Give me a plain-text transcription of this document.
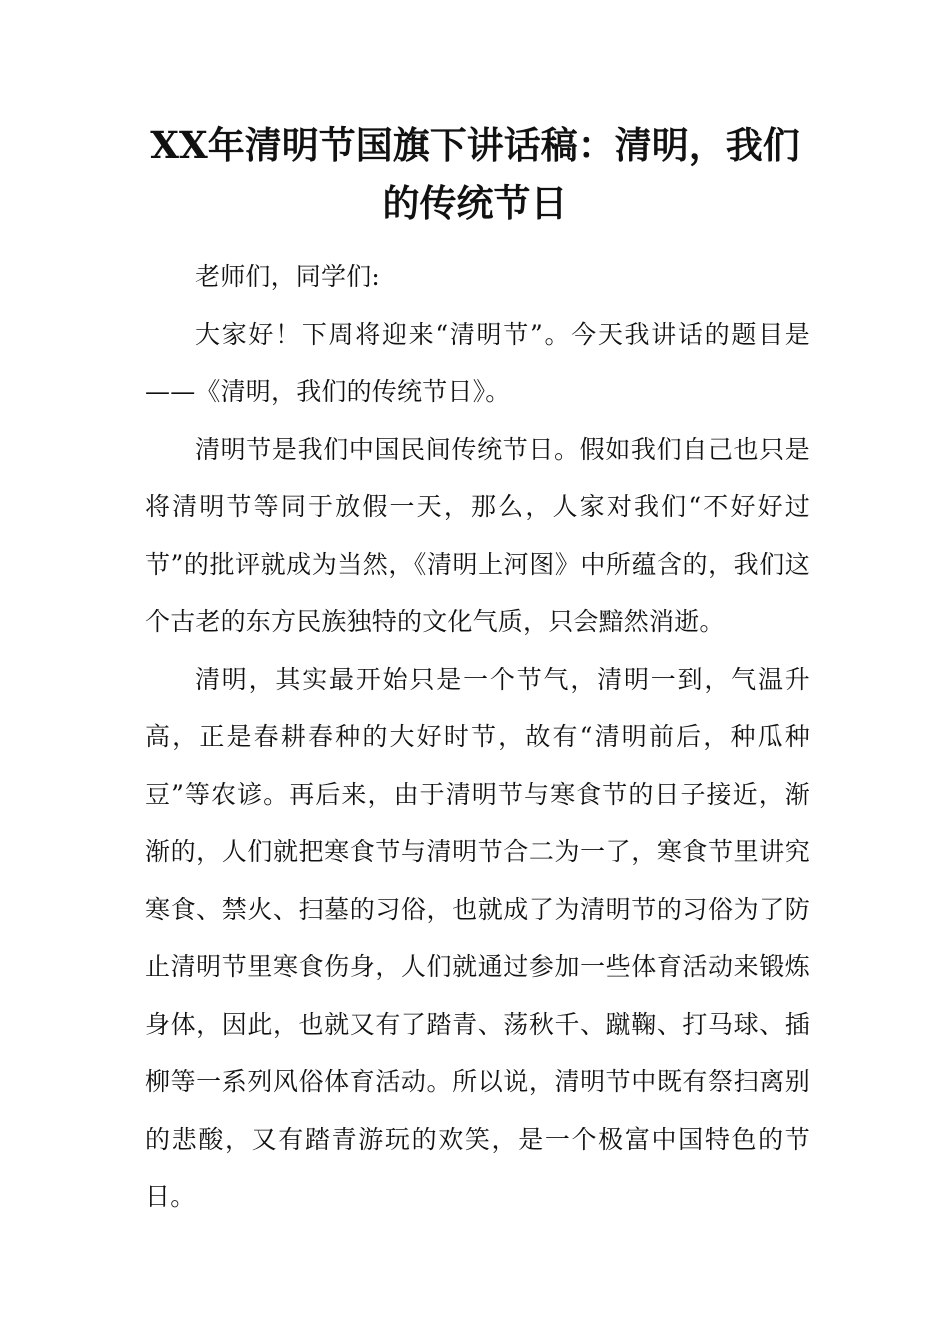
XX年清明节国旗下讲话稿：清明，我们的传统节日

老师们，同学们:

大家好！下周将迎来“清明节”。今天我讲话的题目是——《清明，我们的传统节日》。

清明节是我们中国民间传统节日。假如我们自己也只是将清明节等同于放假一天，那么，人家对我们“不好好过节”的批评就成为当然，《清明上河图》中所蕴含的，我们这个古老的东方民族独特的文化气质，只会黯然消逝。

清明，其实最开始只是一个节气，清明一到，气温升高，正是春耕春种的大好时节，故有“清明前后，种瓜种豆”等农谚。再后来，由于清明节与寒食节的日子接近，渐渐的，人们就把寒食节与清明节合二为一了，寒食节里讲究寒食、禁火、扫墓的习俗，也就成了为清明节的习俗为了防止清明节里寒食伤身，人们就通过参加一些体育活动来锻炼身体，因此，也就又有了踏青、荡秋千、蹴鞠、打马球、插柳等一系列风俗体育活动。所以说，清明节中既有祭扫离别的悲酸，又有踏青游玩的欢笑，是一个极富中国特色的节日。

#####

Your objective:
Set every line down exactly as written, leaving each picture out.

Solution to this problem:
Give me a plain-text transcription of this document.
XX年清明节国旗下讲话稿：清明，我们的传统节日

老师们，同学们:

大家好！下周将迎来“清明节”。今天我讲话的题目是——《清明，我们的传统节日》。

清明节是我们中国民间传统节日。假如我们自己也只是将清明节等同于放假一天，那么，人家对我们“不好好过节”的批评就成为当然，《清明上河图》中所蕴含的，我们这个古老的东方民族独特的文化气质，只会黯然消逝。

清明，其实最开始只是一个节气，清明一到，气温升高，正是春耕春种的大好时节，故有“清明前后，种瓜种豆”等农谚。再后来，由于清明节与寒食节的日子接近，渐渐的，人们就把寒食节与清明节合二为一了，寒食节里讲究寒食、禁火、扫墓的习俗，也就成了为清明节的习俗为了防止清明节里寒食伤身，人们就通过参加一些体育活动来锻炼身体，因此，也就又有了踏青、荡秋千、蹴鞠、打马球、插柳等一系列风俗体育活动。所以说，清明节中既有祭扫离别的悲酸，又有踏青游玩的欢笑，是一个极富中国特色的节日。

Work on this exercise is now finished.